(Dataset items)
--- BEGIN ---

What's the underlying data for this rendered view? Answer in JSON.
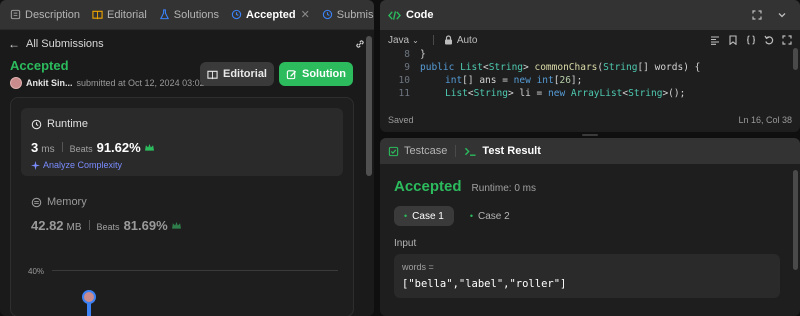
{
  "left_tabs": {
    "description": "Description",
    "editorial": "Editorial",
    "solutions": "Solutions",
    "accepted": "Accepted",
    "close_glyph": "✕",
    "submissions": "Submissions"
  },
  "submissions_bar": {
    "label": "All Submissions"
  },
  "result": {
    "status": "Accepted",
    "author": "Ankit Sin...",
    "submitted_at": "submitted at Oct 12, 2024 03:02"
  },
  "actions": {
    "editorial_label": "Editorial",
    "solution_label": "Solution"
  },
  "runtime": {
    "title": "Runtime",
    "value": "3",
    "unit": "ms",
    "beats_label": "Beats",
    "beats_value": "91.62%",
    "analyze_label": "Analyze Complexity"
  },
  "memory": {
    "title": "Memory",
    "value": "42.82",
    "unit": "MB",
    "beats_label": "Beats",
    "beats_value": "81.69%"
  },
  "chart": {
    "y_tick": "40%"
  },
  "code_panel": {
    "title": "Code",
    "language": "Java",
    "auto_label": "Auto",
    "status": "Saved",
    "cursor": "Ln 16, Col 38",
    "lines": [
      {
        "n": "8",
        "text": "}"
      },
      {
        "n": "9",
        "text": "public List<String> commonChars(String[] words) {"
      },
      {
        "n": "10",
        "text": "int[] ans = new int[26];"
      },
      {
        "n": "11",
        "text": "List<String> li = new ArrayList<String>();"
      }
    ]
  },
  "test_panel": {
    "testcase_tab": "Testcase",
    "result_tab": "Test Result",
    "status": "Accepted",
    "runtime": "Runtime: 0 ms",
    "cases": [
      "Case 1",
      "Case 2"
    ],
    "input_label": "Input",
    "param_name": "words =",
    "param_value": "[\"bella\",\"label\",\"roller\"]"
  },
  "colors": {
    "accent_green": "#2cbb5d",
    "accent_blue": "#7a8cff",
    "crown_green": "#2cbb5d",
    "bg": "#1a1a1a"
  },
  "icons": {
    "description": "description-icon",
    "editorial": "book-icon",
    "solutions": "flask-icon",
    "accepted": "history-icon",
    "submissions": "history-icon",
    "back": "arrow-left-icon",
    "link": "link-icon",
    "runtime": "clock-icon",
    "memory": "chip-icon",
    "analyze": "sparkle-icon",
    "code": "code-brackets-icon",
    "testcase": "checkbox-icon",
    "terminal": "terminal-icon"
  }
}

--- END ---

Repeat the records above exactly, leaving out any pictures they contain.

(Written solution)
What's the underlying data for this rendered view? Answer in JSON.
{
  "left_tabs": {
    "description": "Description",
    "editorial": "Editorial",
    "solutions": "Solutions",
    "accepted": "Accepted",
    "close_glyph": "✕",
    "submissions": "Submissions"
  },
  "submissions_bar": {
    "label": "All Submissions"
  },
  "result": {
    "status": "Accepted",
    "author": "Ankit Sin...",
    "submitted_at": "submitted at Oct 12, 2024 03:02"
  },
  "actions": {
    "editorial_label": "Editorial",
    "solution_label": "Solution"
  },
  "runtime": {
    "title": "Runtime",
    "value": "3",
    "unit": "ms",
    "beats_label": "Beats",
    "beats_value": "91.62%",
    "analyze_label": "Analyze Complexity"
  },
  "memory": {
    "title": "Memory",
    "value": "42.82",
    "unit": "MB",
    "beats_label": "Beats",
    "beats_value": "81.69%"
  },
  "chart": {
    "y_tick": "40%"
  },
  "code_panel": {
    "title": "Code",
    "language": "Java",
    "auto_label": "Auto",
    "status": "Saved",
    "cursor": "Ln 16, Col 38",
    "lines": [
      {
        "n": "8",
        "text": "}"
      },
      {
        "n": "9",
        "text": "public List<String> commonChars(String[] words) {"
      },
      {
        "n": "10",
        "text": "int[] ans = new int[26];"
      },
      {
        "n": "11",
        "text": "List<String> li = new ArrayList<String>();"
      }
    ]
  },
  "test_panel": {
    "testcase_tab": "Testcase",
    "result_tab": "Test Result",
    "status": "Accepted",
    "runtime": "Runtime: 0 ms",
    "cases": [
      "Case 1",
      "Case 2"
    ],
    "input_label": "Input",
    "param_name": "words =",
    "param_value": "[\"bella\",\"label\",\"roller\"]"
  },
  "colors": {
    "accent_green": "#2cbb5d",
    "accent_blue": "#7a8cff",
    "crown_green": "#2cbb5d",
    "bg": "#1a1a1a"
  },
  "icons": {
    "description": "description-icon",
    "editorial": "book-icon",
    "solutions": "flask-icon",
    "accepted": "history-icon",
    "submissions": "history-icon",
    "back": "arrow-left-icon",
    "link": "link-icon",
    "runtime": "clock-icon",
    "memory": "chip-icon",
    "analyze": "sparkle-icon",
    "code": "code-brackets-icon",
    "testcase": "checkbox-icon",
    "terminal": "terminal-icon"
  }
}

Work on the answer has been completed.